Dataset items

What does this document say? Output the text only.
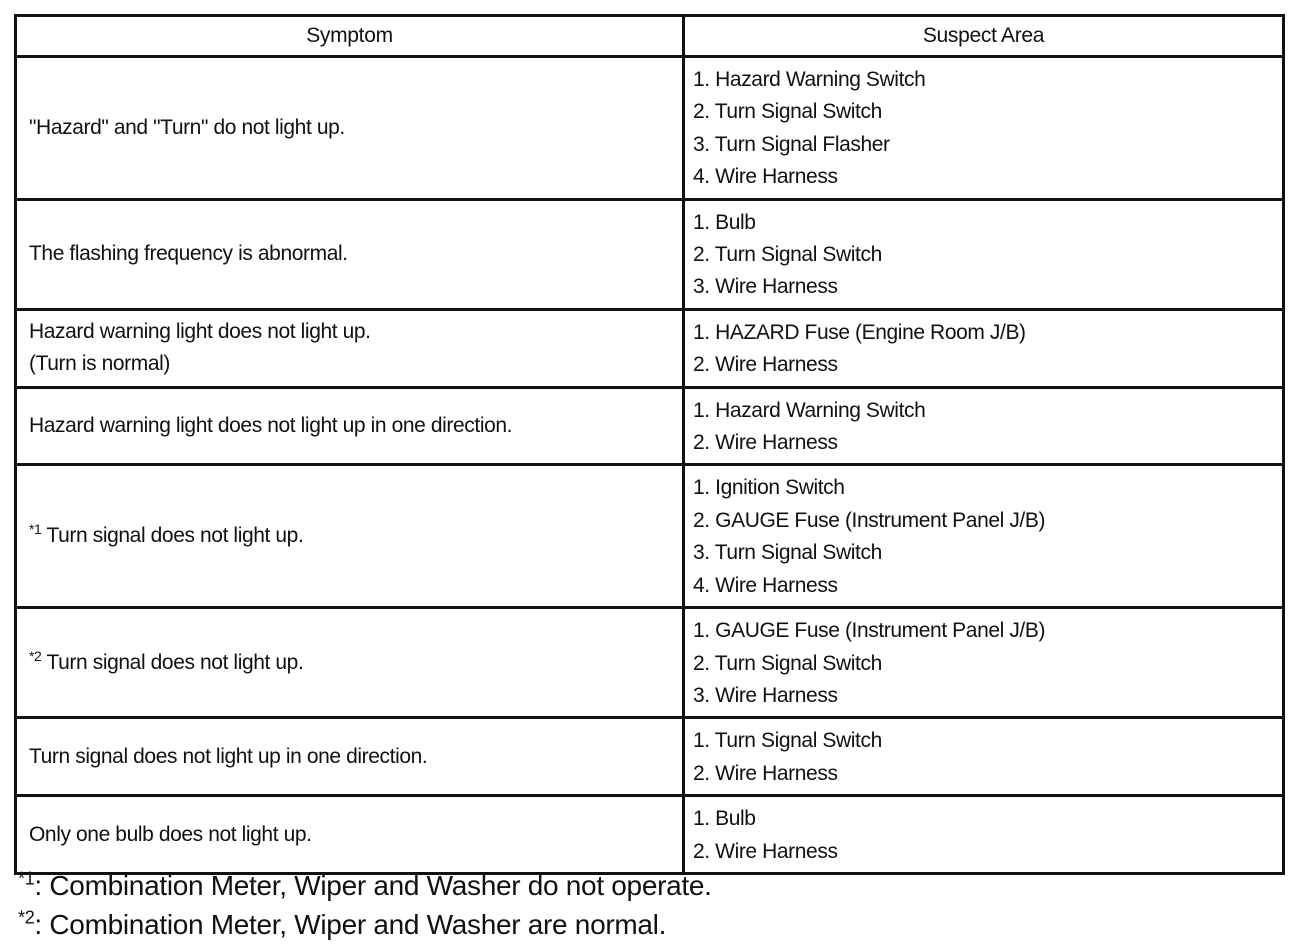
Symptom	Suspect Area

"Hazard" and "Turn" do not light up.	1. Hazard Warning Switch
2. Turn Signal Switch
3. Turn Signal Flasher
4. Wire Harness

The flashing frequency is abnormal.	1. Bulb
2. Turn Signal Switch
3. Wire Harness

Hazard warning light does not light up.
(Turn is normal)	1. HAZARD Fuse (Engine Room J/B)
2. Wire Harness

Hazard warning light does not light up in one direction.	1. Hazard Warning Switch
2. Wire Harness

$^{*1}$ Turn signal does not light up.	1. Ignition Switch
2. GAUGE Fuse (Instrument Panel J/B)
3. Turn Signal Switch
4. Wire Harness

$^{*2}$ Turn signal does not light up.	1. GAUGE Fuse (Instrument Panel J/B)
2. Turn Signal Switch
3. Wire Harness

Turn signal does not light up in one direction.	1. Turn Signal Switch
2. Wire Harness

Only one bulb does not light up.	1. Bulb
2. Wire Harness
$^{*1}$: Combination Meter, Wiper and Washer do not operate.
$^{*2}$: Combination Meter, Wiper and Washer are normal.
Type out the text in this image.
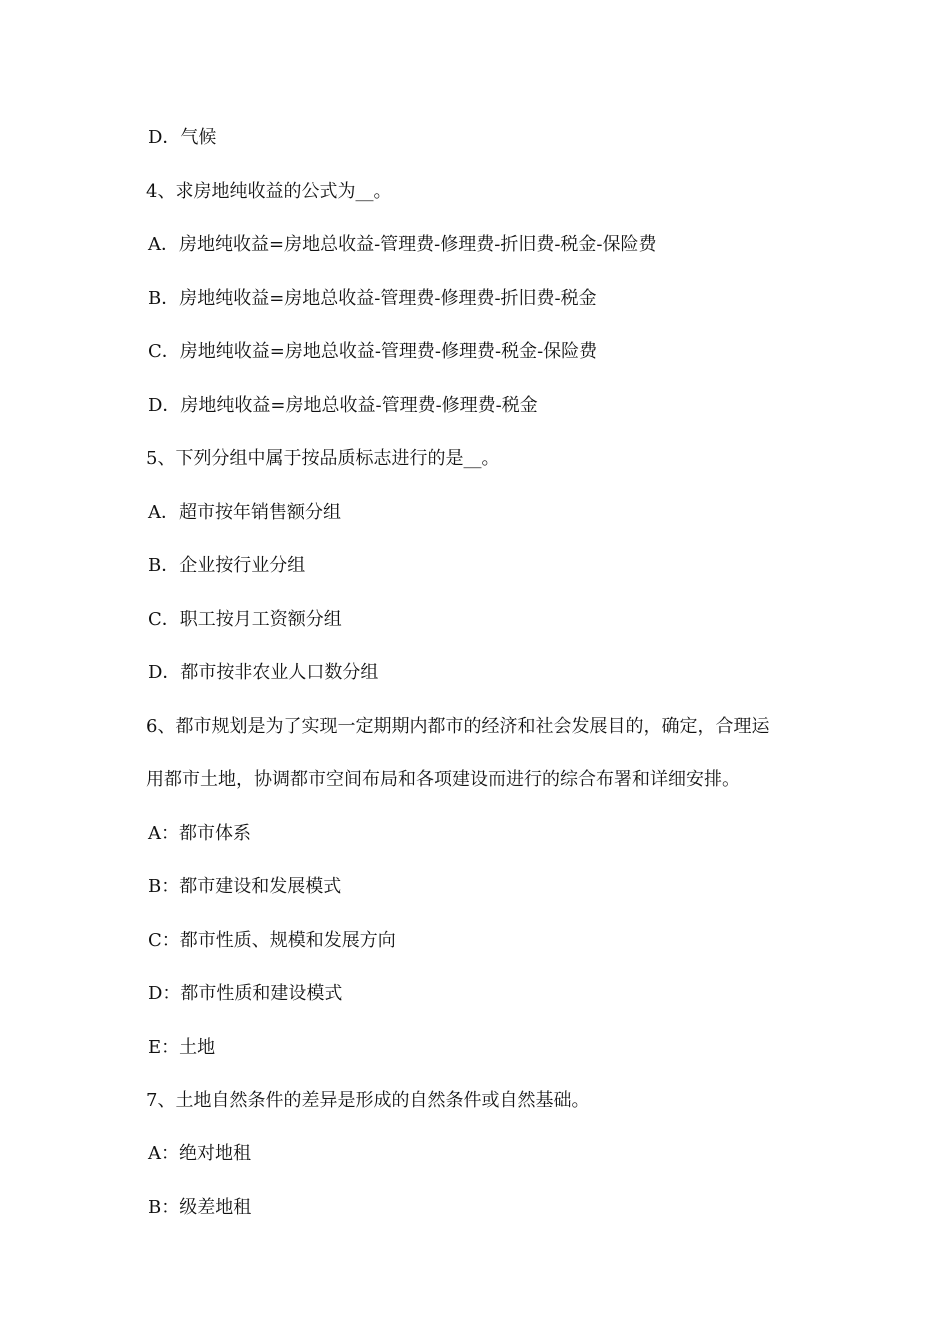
D．气候
4、求房地纯收益的公式为__。
A．房地纯收益=房地总收益-管理费-修理费-折旧费-税金-保险费
B．房地纯收益=房地总收益-管理费-修理费-折旧费-税金
C．房地纯收益=房地总收益-管理费-修理费-税金-保险费
D．房地纯收益=房地总收益-管理费-修理费-税金
5、下列分组中属于按品质标志进行的是__。
A．超市按年销售额分组
B．企业按行业分组
C．职工按月工资额分组
D．都市按非农业人口数分组
6、都市规划是为了实现一定期期内都市的经济和社会发展目的，确定，合理运
用都市土地，协调都市空间布局和各项建设而进行的综合布署和详细安排。
A：都市体系
B：都市建设和发展模式
C：都市性质、规模和发展方向
D：都市性质和建设模式
E：土地
7、土地自然条件的差异是形成的自然条件或自然基础。
A：绝对地租
B：级差地租
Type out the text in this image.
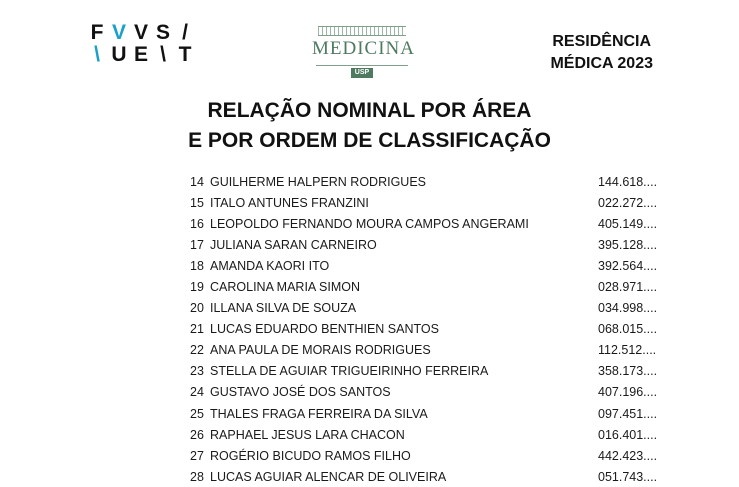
F V V S /
\ U E \ T	MEDICINA
USP
RESIDÊNCIA
MÉDICA 2023
RELAÇÃO NOMINAL POR ÁREA
E POR ORDEM DE CLASSIFICAÇÃO
14 GUILHERME HALPERN RODRIGUES	144.618....
15 ITALO ANTUNES FRANZINI	022.272....
16 LEOPOLDO FERNANDO MOURA CAMPOS ANGERAMI	405.149....
17 JULIANA SARAN CARNEIRO	395.128....
18 AMANDA KAORI ITO	392.564....
19 CAROLINA MARIA SIMON	028.971....
20 ILLANA SILVA DE SOUZA	034.998....
21 LUCAS EDUARDO BENTHIEN SANTOS	068.015....
22 ANA PAULA DE MORAIS RODRIGUES	112.512....
23 STELLA DE AGUIAR TRIGUEIRINHO FERREIRA	358.173....
24 GUSTAVO JOSÉ DOS SANTOS	407.196....
25 THALES FRAGA FERREIRA DA SILVA	097.451....
26 RAPHAEL JESUS LARA CHACON	016.401....
27 ROGÉRIO BICUDO RAMOS FILHO	442.423....
28 LUCAS AGUIAR ALENCAR DE OLIVEIRA	051.743....
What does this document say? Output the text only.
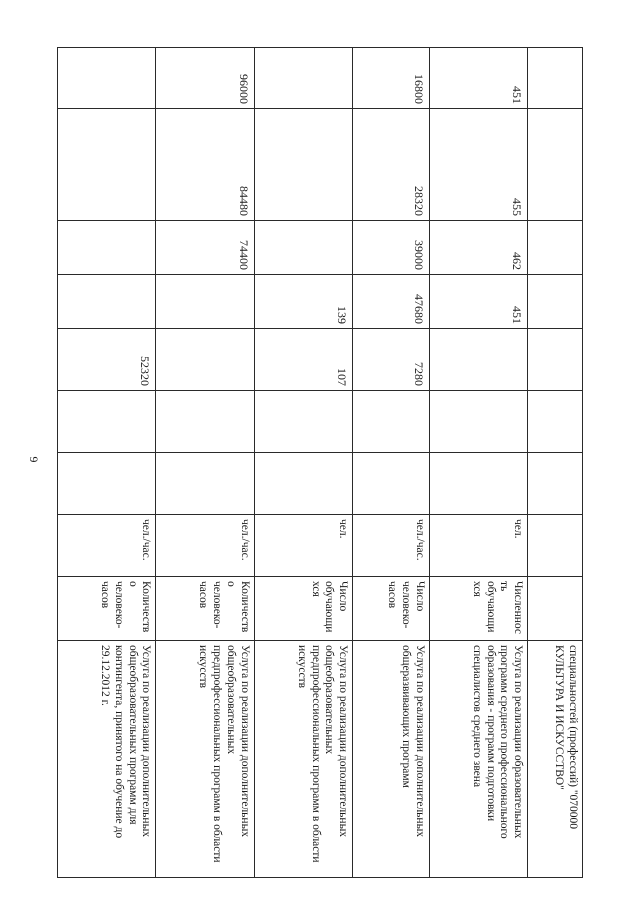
6
									специальностей (профессий) "070000 КУЛЬТУРА И ИСКУССТВО"
451	455	462	451				чел.	Численность обучающихся	Услуга по реализации образовательных программ среднего профессионального образования - программ подготовки специалистов среднего звена
16800	28320	39000	47680	7280			чел./час.	Число человеко-часов	Услуга по реализации дополнительных общеразвивающих программ
			139	107			чел.	Число обучающихся	Услуга по реализации дополнительных общеобразовательных предпрофессиональных программ в области искусств
96000	84480	74400					чел./час.	Количество человеко-часов	Услуга по реализации дополнительных общеобразовательных предпрофессиональных программ в области искусств
				52320			чел./час.	Количество человеко-часов	Услуга по реализации дополнительных общеобразовательных программ для контингента, принятого на обучение до 29.12.2012 г.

◆ REQUIRED WORK
Gather every line from the listing above in which the word "房地总收益" appears.

◆ SOLUTION TO THIS PROBLEM
A．房地纯收益=房地总收益-管理费-修理费-折旧费-税金-保险费
B．房地纯收益=房地总收益-管理费-修理费-折旧费-税金
C．房地纯收益=房地总收益-管理费-修理费-税金-保险费
D．房地纯收益=房地总收益-管理费-修理费-税金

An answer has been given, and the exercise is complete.